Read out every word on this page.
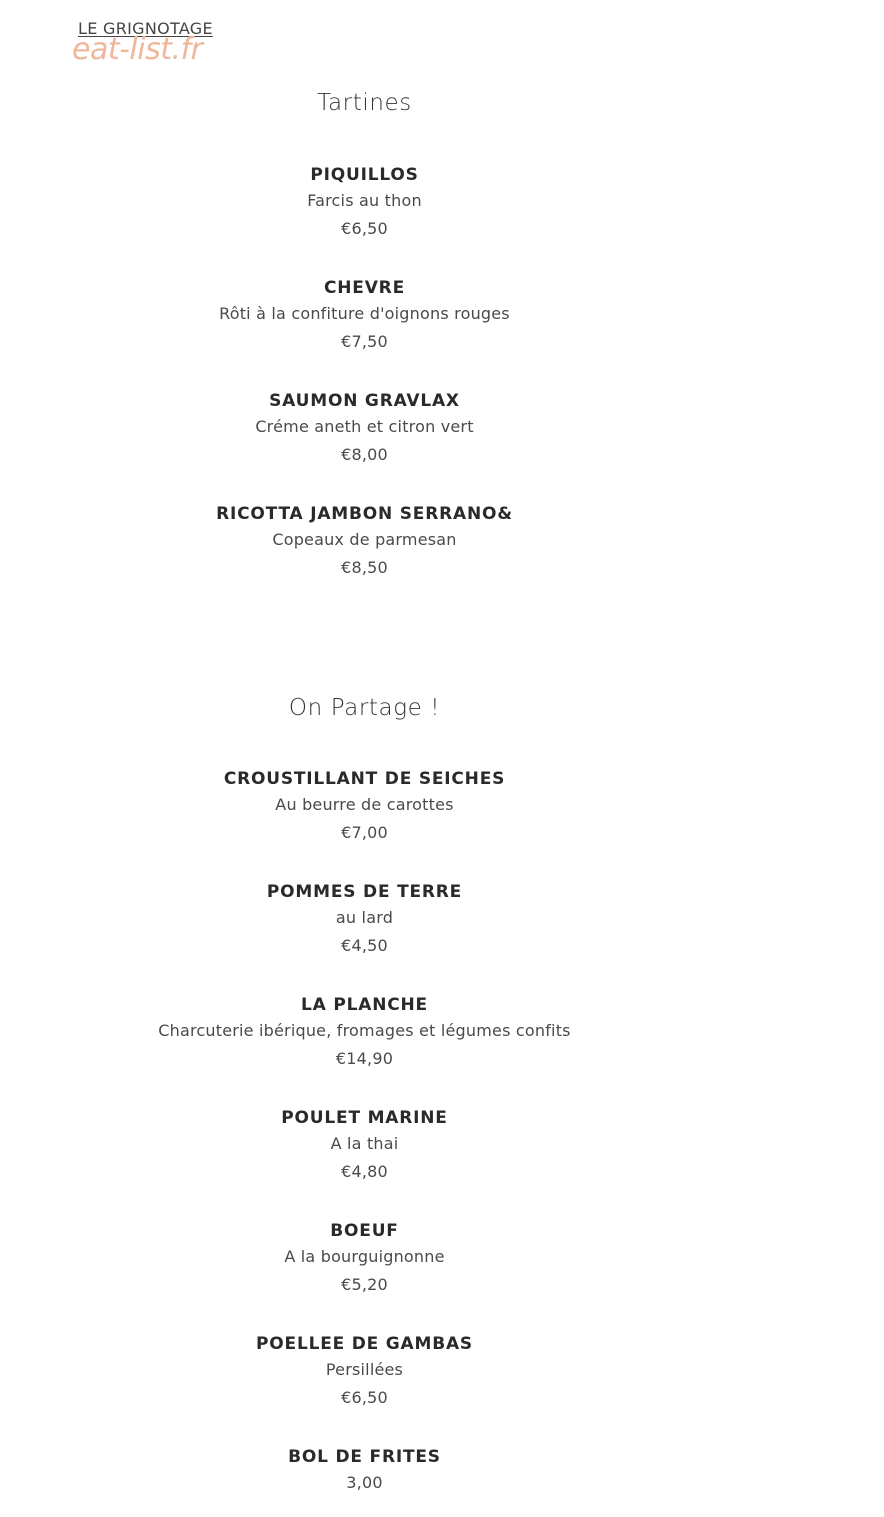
LE GRIGNOTAGE
eat-list.fr
Tartines
PIQUILLOS
Farcis au thon
€6,50
CHEVRE
Rôti à la confiture d'oignons rouges
€7,50
SAUMON GRAVLAX
Créme aneth et citron vert
€8,00
RICOTTA JAMBON SERRANO&
Copeaux de parmesan
€8,50
On Partage !
CROUSTILLANT DE SEICHES
Au beurre de carottes
€7,00
POMMES DE TERRE
au lard
€4,50
LA PLANCHE
Charcuterie ibérique, fromages et légumes confits
€14,90
POULET MARINE
A la thai
€4,80
BOEUF
A la bourguignonne
€5,20
POELLEE DE GAMBAS
Persillées
€6,50
BOL DE FRITES
3,00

• • • • • • •

PROBLEM TO WORK ON: Leave out the pictures and retype every line above exactly.

SOLUTION:
Read out every word on this page.
LE GRIGNOTAGE
eat-list.fr
Tartines
PIQUILLOS
Farcis au thon
€6,50
CHEVRE
Rôti à la confiture d'oignons rouges
€7,50
SAUMON GRAVLAX
Créme aneth et citron vert
€8,00
RICOTTA JAMBON SERRANO&
Copeaux de parmesan
€8,50
On Partage !
CROUSTILLANT DE SEICHES
Au beurre de carottes
€7,00
POMMES DE TERRE
au lard
€4,50
LA PLANCHE
Charcuterie ibérique, fromages et légumes confits
€14,90
POULET MARINE
A la thai
€4,80
BOEUF
A la bourguignonne
€5,20
POELLEE DE GAMBAS
Persillées
€6,50
BOL DE FRITES
3,00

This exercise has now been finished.